TASK BRIEF: Extract each line of the data and write it out again exactly.

Figure content listings
[Begin]

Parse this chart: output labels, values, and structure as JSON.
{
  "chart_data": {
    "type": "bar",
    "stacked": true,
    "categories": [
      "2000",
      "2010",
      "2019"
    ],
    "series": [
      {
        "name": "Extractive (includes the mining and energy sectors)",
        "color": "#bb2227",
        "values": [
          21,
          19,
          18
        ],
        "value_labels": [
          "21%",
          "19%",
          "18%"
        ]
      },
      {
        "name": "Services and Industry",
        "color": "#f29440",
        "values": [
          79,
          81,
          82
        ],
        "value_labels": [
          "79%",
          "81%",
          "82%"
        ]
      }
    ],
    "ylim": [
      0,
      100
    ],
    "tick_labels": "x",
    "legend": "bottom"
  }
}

[End]

OUTPUT OF THE TASK:
Parse this chart: output labels, values, and structure as JSON.
{
  "chart_data": {
    "type": "bar",
    "stacked": true,
    "categories": [
      "2000",
      "2010",
      "2019"
    ],
    "series": [
      {
        "name": "Extractive (includes the mining and energy sectors)",
        "color": "#bb2227",
        "values": [
          21,
          19,
          18
        ],
        "value_labels": [
          "21%",
          "19%",
          "18%"
        ]
      },
      {
        "name": "Services and Industry",
        "color": "#f29440",
        "values": [
          79,
          81,
          82
        ],
        "value_labels": [
          "79%",
          "81%",
          "82%"
        ]
      }
    ],
    "ylim": [
      0,
      100
    ],
    "tick_labels": "x",
    "legend": "bottom"
  }
}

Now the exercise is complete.